* Start GIVEN DATA *

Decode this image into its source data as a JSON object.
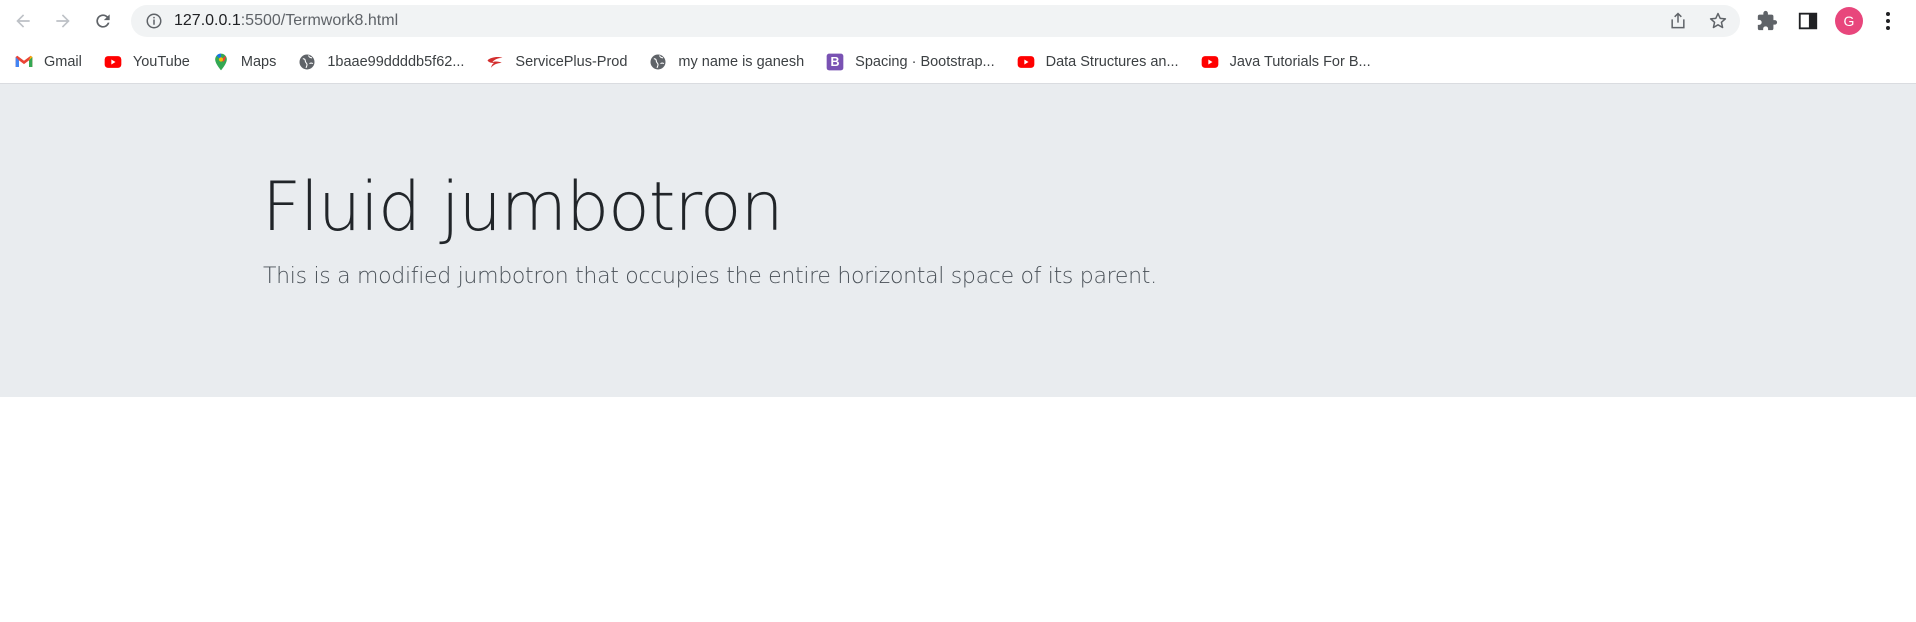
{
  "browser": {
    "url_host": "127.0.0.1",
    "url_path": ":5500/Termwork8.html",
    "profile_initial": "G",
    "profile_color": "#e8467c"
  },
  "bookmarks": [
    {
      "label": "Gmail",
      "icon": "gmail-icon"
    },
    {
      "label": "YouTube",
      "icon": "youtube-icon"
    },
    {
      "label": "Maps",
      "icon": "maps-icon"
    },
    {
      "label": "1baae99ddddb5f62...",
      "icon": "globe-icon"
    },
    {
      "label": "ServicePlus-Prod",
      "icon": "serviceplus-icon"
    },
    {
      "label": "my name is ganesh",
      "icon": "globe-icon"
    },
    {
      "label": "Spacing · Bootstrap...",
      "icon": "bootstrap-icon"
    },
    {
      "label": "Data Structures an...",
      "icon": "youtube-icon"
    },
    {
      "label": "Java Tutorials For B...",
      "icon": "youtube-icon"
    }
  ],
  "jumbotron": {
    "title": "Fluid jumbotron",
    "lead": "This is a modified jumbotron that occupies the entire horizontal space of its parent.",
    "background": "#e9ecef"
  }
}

* End GIVEN DATA *
* Start GIVEN DATA *

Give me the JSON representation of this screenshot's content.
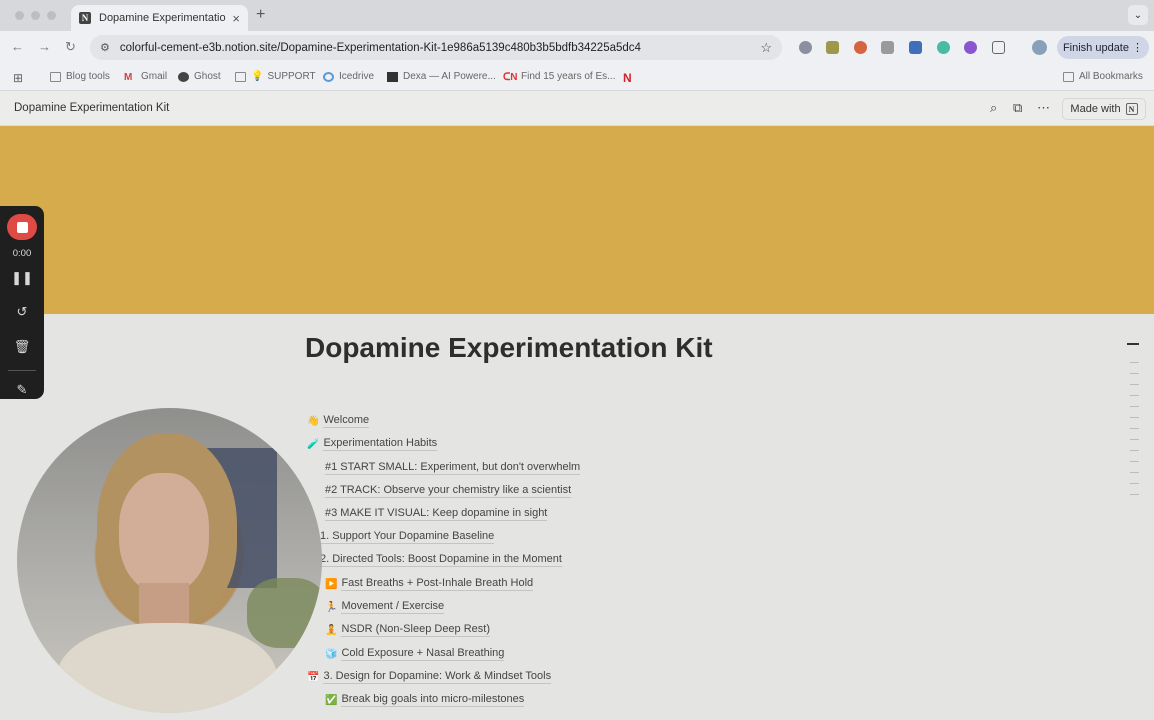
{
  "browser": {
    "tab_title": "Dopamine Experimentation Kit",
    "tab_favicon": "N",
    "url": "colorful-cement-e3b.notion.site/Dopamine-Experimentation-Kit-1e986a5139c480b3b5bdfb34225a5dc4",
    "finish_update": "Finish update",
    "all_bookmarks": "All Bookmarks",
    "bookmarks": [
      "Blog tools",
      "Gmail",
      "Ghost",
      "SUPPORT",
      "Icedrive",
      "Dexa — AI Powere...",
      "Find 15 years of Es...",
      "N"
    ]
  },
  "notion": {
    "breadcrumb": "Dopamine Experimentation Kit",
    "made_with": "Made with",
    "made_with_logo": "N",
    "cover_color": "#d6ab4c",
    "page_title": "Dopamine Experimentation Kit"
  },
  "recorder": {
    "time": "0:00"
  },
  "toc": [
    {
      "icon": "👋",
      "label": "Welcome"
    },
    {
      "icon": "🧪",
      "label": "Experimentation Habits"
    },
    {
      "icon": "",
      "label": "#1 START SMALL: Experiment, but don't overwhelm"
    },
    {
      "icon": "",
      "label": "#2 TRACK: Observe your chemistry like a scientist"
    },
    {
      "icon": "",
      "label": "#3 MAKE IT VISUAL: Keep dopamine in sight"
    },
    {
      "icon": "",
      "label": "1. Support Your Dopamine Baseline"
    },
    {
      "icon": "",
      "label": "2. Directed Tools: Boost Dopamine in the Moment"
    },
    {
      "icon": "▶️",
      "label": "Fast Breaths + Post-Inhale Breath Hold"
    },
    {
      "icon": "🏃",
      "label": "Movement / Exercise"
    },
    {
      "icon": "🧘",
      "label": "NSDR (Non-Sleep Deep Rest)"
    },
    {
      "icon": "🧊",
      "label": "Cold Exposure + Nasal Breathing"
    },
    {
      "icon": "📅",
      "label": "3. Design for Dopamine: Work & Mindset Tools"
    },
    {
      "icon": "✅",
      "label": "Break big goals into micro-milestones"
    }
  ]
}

* End GIVEN DATA *
* Start GIVEN DATA *

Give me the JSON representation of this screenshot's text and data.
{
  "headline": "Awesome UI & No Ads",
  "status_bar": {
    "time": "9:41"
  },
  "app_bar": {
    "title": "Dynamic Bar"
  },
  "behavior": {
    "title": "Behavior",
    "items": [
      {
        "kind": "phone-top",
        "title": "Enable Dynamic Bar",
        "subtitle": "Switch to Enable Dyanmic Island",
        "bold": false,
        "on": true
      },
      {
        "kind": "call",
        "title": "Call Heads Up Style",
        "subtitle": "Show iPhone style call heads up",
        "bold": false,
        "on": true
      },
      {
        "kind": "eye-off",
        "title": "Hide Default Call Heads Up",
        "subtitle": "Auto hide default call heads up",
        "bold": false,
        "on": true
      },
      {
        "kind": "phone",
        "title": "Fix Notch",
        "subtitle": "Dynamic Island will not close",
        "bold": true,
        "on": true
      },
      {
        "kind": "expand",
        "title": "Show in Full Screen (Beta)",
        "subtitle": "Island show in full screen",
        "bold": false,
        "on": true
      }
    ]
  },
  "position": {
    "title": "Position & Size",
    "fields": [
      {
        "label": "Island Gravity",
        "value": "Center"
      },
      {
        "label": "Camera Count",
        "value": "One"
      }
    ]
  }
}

* End GIVEN DATA *

◆ **REQUEST**: Report how many lines in the data include the word "subtitle", and give nothing but the count.

◆ **THE ANSWER**: 5